(Extracted records)

§ §

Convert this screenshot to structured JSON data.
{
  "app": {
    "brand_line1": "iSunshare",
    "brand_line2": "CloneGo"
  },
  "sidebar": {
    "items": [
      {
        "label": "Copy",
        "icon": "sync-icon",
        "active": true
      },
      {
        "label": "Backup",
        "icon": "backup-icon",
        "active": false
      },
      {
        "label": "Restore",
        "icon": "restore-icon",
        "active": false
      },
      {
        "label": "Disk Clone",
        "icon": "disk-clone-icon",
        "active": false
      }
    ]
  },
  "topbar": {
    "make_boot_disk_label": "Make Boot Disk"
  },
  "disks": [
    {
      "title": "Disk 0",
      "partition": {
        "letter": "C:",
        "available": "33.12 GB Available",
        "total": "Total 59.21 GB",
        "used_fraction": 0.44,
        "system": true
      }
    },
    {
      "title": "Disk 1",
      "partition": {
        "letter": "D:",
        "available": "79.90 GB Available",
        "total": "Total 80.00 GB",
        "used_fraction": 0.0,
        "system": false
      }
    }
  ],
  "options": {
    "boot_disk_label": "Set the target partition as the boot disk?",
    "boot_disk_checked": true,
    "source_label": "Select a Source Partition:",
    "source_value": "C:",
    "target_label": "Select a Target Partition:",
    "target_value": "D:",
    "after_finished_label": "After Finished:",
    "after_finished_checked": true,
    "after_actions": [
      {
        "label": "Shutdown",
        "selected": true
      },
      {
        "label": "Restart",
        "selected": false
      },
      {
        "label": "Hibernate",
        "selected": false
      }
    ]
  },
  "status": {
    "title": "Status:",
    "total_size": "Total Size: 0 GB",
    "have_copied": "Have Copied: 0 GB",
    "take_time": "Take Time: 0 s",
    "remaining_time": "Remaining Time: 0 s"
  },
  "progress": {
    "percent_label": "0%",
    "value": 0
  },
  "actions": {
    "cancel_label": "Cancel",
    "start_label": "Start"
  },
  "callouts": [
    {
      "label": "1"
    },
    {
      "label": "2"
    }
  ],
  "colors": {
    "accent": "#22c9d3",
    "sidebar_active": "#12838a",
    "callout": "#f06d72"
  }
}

§ §

**Description of the task**
All of the data shown above must be copied exactly.

**Result of this exercise**
Convert this screenshot to structured JSON data.
{
  "app": {
    "brand_line1": "iSunshare",
    "brand_line2": "CloneGo"
  },
  "sidebar": {
    "items": [
      {
        "label": "Copy",
        "icon": "sync-icon",
        "active": true
      },
      {
        "label": "Backup",
        "icon": "backup-icon",
        "active": false
      },
      {
        "label": "Restore",
        "icon": "restore-icon",
        "active": false
      },
      {
        "label": "Disk Clone",
        "icon": "disk-clone-icon",
        "active": false
      }
    ]
  },
  "topbar": {
    "make_boot_disk_label": "Make Boot Disk"
  },
  "disks": [
    {
      "title": "Disk 0",
      "partition": {
        "letter": "C:",
        "available": "33.12 GB Available",
        "total": "Total 59.21 GB",
        "used_fraction": 0.44,
        "system": true
      }
    },
    {
      "title": "Disk 1",
      "partition": {
        "letter": "D:",
        "available": "79.90 GB Available",
        "total": "Total 80.00 GB",
        "used_fraction": 0.0,
        "system": false
      }
    }
  ],
  "options": {
    "boot_disk_label": "Set the target partition as the boot disk?",
    "boot_disk_checked": true,
    "source_label": "Select a Source Partition:",
    "source_value": "C:",
    "target_label": "Select a Target Partition:",
    "target_value": "D:",
    "after_finished_label": "After Finished:",
    "after_finished_checked": true,
    "after_actions": [
      {
        "label": "Shutdown",
        "selected": true
      },
      {
        "label": "Restart",
        "selected": false
      },
      {
        "label": "Hibernate",
        "selected": false
      }
    ]
  },
  "status": {
    "title": "Status:",
    "total_size": "Total Size: 0 GB",
    "have_copied": "Have Copied: 0 GB",
    "take_time": "Take Time: 0 s",
    "remaining_time": "Remaining Time: 0 s"
  },
  "progress": {
    "percent_label": "0%",
    "value": 0
  },
  "actions": {
    "cancel_label": "Cancel",
    "start_label": "Start"
  },
  "callouts": [
    {
      "label": "1"
    },
    {
      "label": "2"
    }
  ],
  "colors": {
    "accent": "#22c9d3",
    "sidebar_active": "#12838a",
    "callout": "#f06d72"
  }
}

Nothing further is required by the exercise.